>> start Material for this exercise
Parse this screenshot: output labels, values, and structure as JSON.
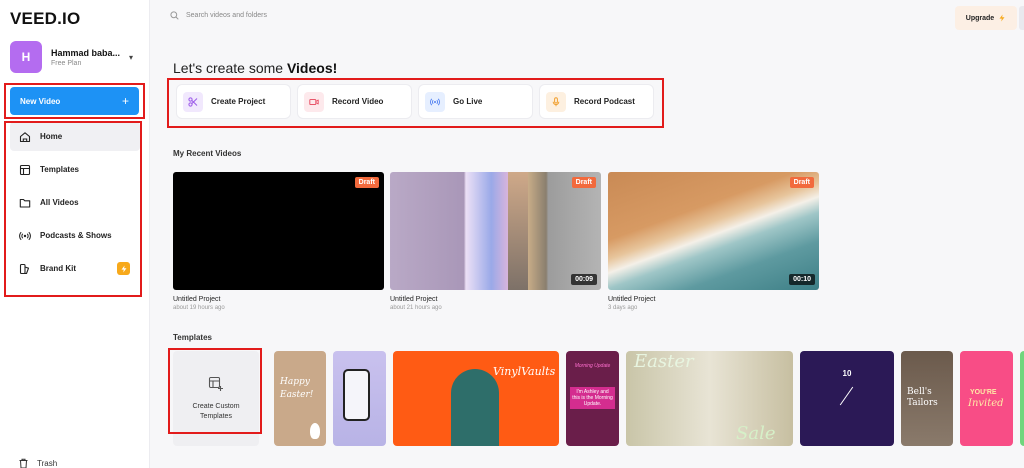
{
  "app": {
    "logo": "VEED.IO"
  },
  "user": {
    "initial": "H",
    "name": "Hammad baba...",
    "plan": "Free Plan"
  },
  "sidebar": {
    "new_video_label": "New Video",
    "items": [
      {
        "label": "Home",
        "icon": "home-icon",
        "active": true
      },
      {
        "label": "Templates",
        "icon": "templates-icon"
      },
      {
        "label": "All Videos",
        "icon": "folder-icon"
      },
      {
        "label": "Podcasts & Shows",
        "icon": "broadcast-icon"
      },
      {
        "label": "Brand Kit",
        "icon": "brand-kit-icon",
        "badge": "bolt-icon"
      }
    ],
    "trash_label": "Trash"
  },
  "header": {
    "search_placeholder": "Search videos and folders",
    "upgrade_label": "Upgrade"
  },
  "main": {
    "heading_prefix": "Let's create some ",
    "heading_bold": "Videos!",
    "actions": [
      {
        "label": "Create Project",
        "icon": "scissors-icon",
        "bg": "#f1e8fd",
        "fg": "#9b59e8"
      },
      {
        "label": "Record Video",
        "icon": "record-video-icon",
        "bg": "#fde9ec",
        "fg": "#e8566a"
      },
      {
        "label": "Go Live",
        "icon": "live-icon",
        "bg": "#e6efff",
        "fg": "#4f7ff0"
      },
      {
        "label": "Record Podcast",
        "icon": "microphone-icon",
        "bg": "#fdf0e0",
        "fg": "#f0a030"
      }
    ],
    "recent_title": "My Recent Videos",
    "videos": [
      {
        "title": "Untitled Project",
        "time": "about 19 hours ago",
        "badge": "Draft",
        "duration": ""
      },
      {
        "title": "Untitled Project",
        "time": "about 21 hours ago",
        "badge": "Draft",
        "duration": "00:09"
      },
      {
        "title": "Untitled Project",
        "time": "3 days ago",
        "badge": "Draft",
        "duration": "00:10"
      }
    ],
    "templates_title": "Templates",
    "custom_template_label_1": "Create Custom",
    "custom_template_label_2": "Templates",
    "template_texts": {
      "easter_1": "Happy",
      "easter_2": "Easter!",
      "vinyl": "VinylVaults",
      "morning_1": "Morning Update",
      "morning_2": "I'm Ashley and this is the Morning Update.",
      "easter_sale_1": "Easter",
      "easter_sale_2": "Sale",
      "clock": "10",
      "tailors_1": "Bell's",
      "tailors_2": "Tailors",
      "invited_1": "YOU'RE",
      "invited_2": "Invited"
    }
  },
  "colors": {
    "accent": "#1d92f5",
    "draft": "#f26a3d",
    "highlight": "#e21b1b"
  }
}
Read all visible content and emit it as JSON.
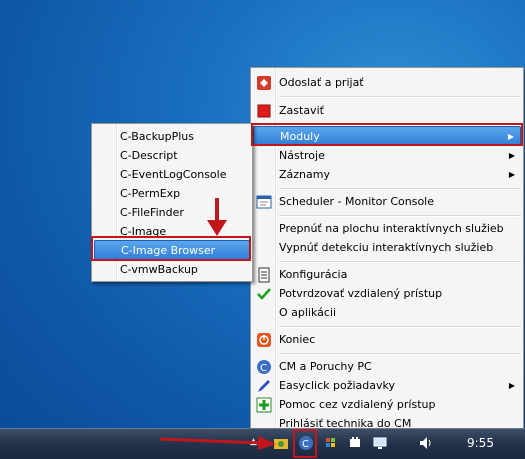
{
  "main_menu": {
    "items": [
      {
        "label": "Odoslať a prijať",
        "icon": "send-receive-icon"
      },
      {
        "label": "Zastaviť",
        "icon": "stop-icon"
      },
      {
        "label": "Moduly",
        "icon": "",
        "submenu": true
      },
      {
        "label": "Nástroje",
        "icon": "",
        "submenu": true
      },
      {
        "label": "Záznamy",
        "icon": "",
        "submenu": true
      },
      {
        "label": "Scheduler - Monitor Console",
        "icon": "scheduler-icon"
      },
      {
        "label": "Prepnúť na plochu interaktívnych služieb",
        "icon": ""
      },
      {
        "label": "Vypnúť detekciu interaktívnych služieb",
        "icon": ""
      },
      {
        "label": "Konfigurácia",
        "icon": "configuration-icon"
      },
      {
        "label": "Potvrdzovať vzdialený prístup",
        "icon": "checkmark-icon"
      },
      {
        "label": "O aplikácii",
        "icon": ""
      },
      {
        "label": "Koniec",
        "icon": "exit-icon"
      },
      {
        "label": "CM a Poruchy PC",
        "icon": "cm-icon"
      },
      {
        "label": "Easyclick požiadavky",
        "icon": "pen-icon",
        "submenu": true
      },
      {
        "label": "Pomoc cez vzdialený prístup",
        "icon": "remote-help-icon"
      },
      {
        "label": "Prihlásiť technika do CM",
        "icon": ""
      }
    ]
  },
  "sub_menu": {
    "items": [
      {
        "label": "C-BackupPlus"
      },
      {
        "label": "C-Descript"
      },
      {
        "label": "C-EventLogConsole"
      },
      {
        "label": "C-PermExp"
      },
      {
        "label": "C-FileFinder"
      },
      {
        "label": "C-Image"
      },
      {
        "label": "C-Image Browser"
      },
      {
        "label": "C-vmwBackup"
      }
    ]
  },
  "taskbar": {
    "clock": "9:55"
  },
  "colors": {
    "highlight": "#3a8be0",
    "annotation_red": "#c0161c"
  }
}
>> end Material for this exercise
• Written request: Retype each line of the listing above word for word. Exclude the pictures.

• Task result:
Parse this screenshot: output labels, values, and structure as JSON.
{
  "app": {
    "logo": "VEED.IO"
  },
  "user": {
    "initial": "H",
    "name": "Hammad baba...",
    "plan": "Free Plan"
  },
  "sidebar": {
    "new_video_label": "New Video",
    "items": [
      {
        "label": "Home",
        "icon": "home-icon",
        "active": true
      },
      {
        "label": "Templates",
        "icon": "templates-icon"
      },
      {
        "label": "All Videos",
        "icon": "folder-icon"
      },
      {
        "label": "Podcasts & Shows",
        "icon": "broadcast-icon"
      },
      {
        "label": "Brand Kit",
        "icon": "brand-kit-icon",
        "badge": "bolt-icon"
      }
    ],
    "trash_label": "Trash"
  },
  "header": {
    "search_placeholder": "Search videos and folders",
    "upgrade_label": "Upgrade"
  },
  "main": {
    "heading_prefix": "Let's create some ",
    "heading_bold": "Videos!",
    "actions": [
      {
        "label": "Create Project",
        "icon": "scissors-icon",
        "bg": "#f1e8fd",
        "fg": "#9b59e8"
      },
      {
        "label": "Record Video",
        "icon": "record-video-icon",
        "bg": "#fde9ec",
        "fg": "#e8566a"
      },
      {
        "label": "Go Live",
        "icon": "live-icon",
        "bg": "#e6efff",
        "fg": "#4f7ff0"
      },
      {
        "label": "Record Podcast",
        "icon": "microphone-icon",
        "bg": "#fdf0e0",
        "fg": "#f0a030"
      }
    ],
    "recent_title": "My Recent Videos",
    "videos": [
      {
        "title": "Untitled Project",
        "time": "about 19 hours ago",
        "badge": "Draft",
        "duration": ""
      },
      {
        "title": "Untitled Project",
        "time": "about 21 hours ago",
        "badge": "Draft",
        "duration": "00:09"
      },
      {
        "title": "Untitled Project",
        "time": "3 days ago",
        "badge": "Draft",
        "duration": "00:10"
      }
    ],
    "templates_title": "Templates",
    "custom_template_label_1": "Create Custom",
    "custom_template_label_2": "Templates",
    "template_texts": {
      "easter_1": "Happy",
      "easter_2": "Easter!",
      "vinyl": "VinylVaults",
      "morning_1": "Morning Update",
      "morning_2": "I'm Ashley and this is the Morning Update.",
      "easter_sale_1": "Easter",
      "easter_sale_2": "Sale",
      "clock": "10",
      "tailors_1": "Bell's",
      "tailors_2": "Tailors",
      "invited_1": "YOU'RE",
      "invited_2": "Invited"
    }
  },
  "colors": {
    "accent": "#1d92f5",
    "draft": "#f26a3d",
    "highlight": "#e21b1b"
  }
}
Read all visible content and emit it as JSON.
{
  "main_menu": {
    "items": [
      {
        "label": "Odoslať a prijať",
        "icon": "send-receive-icon"
      },
      {
        "label": "Zastaviť",
        "icon": "stop-icon"
      },
      {
        "label": "Moduly",
        "icon": "",
        "submenu": true
      },
      {
        "label": "Nástroje",
        "icon": "",
        "submenu": true
      },
      {
        "label": "Záznamy",
        "icon": "",
        "submenu": true
      },
      {
        "label": "Scheduler - Monitor Console",
        "icon": "scheduler-icon"
      },
      {
        "label": "Prepnúť na plochu interaktívnych služieb",
        "icon": ""
      },
      {
        "label": "Vypnúť detekciu interaktívnych služieb",
        "icon": ""
      },
      {
        "label": "Konfigurácia",
        "icon": "configuration-icon"
      },
      {
        "label": "Potvrdzovať vzdialený prístup",
        "icon": "checkmark-icon"
      },
      {
        "label": "O aplikácii",
        "icon": ""
      },
      {
        "label": "Koniec",
        "icon": "exit-icon"
      },
      {
        "label": "CM a Poruchy PC",
        "icon": "cm-icon"
      },
      {
        "label": "Easyclick požiadavky",
        "icon": "pen-icon",
        "submenu": true
      },
      {
        "label": "Pomoc cez vzdialený prístup",
        "icon": "remote-help-icon"
      },
      {
        "label": "Prihlásiť technika do CM",
        "icon": ""
      }
    ]
  },
  "sub_menu": {
    "items": [
      {
        "label": "C-BackupPlus"
      },
      {
        "label": "C-Descript"
      },
      {
        "label": "C-EventLogConsole"
      },
      {
        "label": "C-PermExp"
      },
      {
        "label": "C-FileFinder"
      },
      {
        "label": "C-Image"
      },
      {
        "label": "C-Image Browser"
      },
      {
        "label": "C-vmwBackup"
      }
    ]
  },
  "taskbar": {
    "clock": "9:55"
  },
  "colors": {
    "highlight": "#3a8be0",
    "annotation_red": "#c0161c"
  }
}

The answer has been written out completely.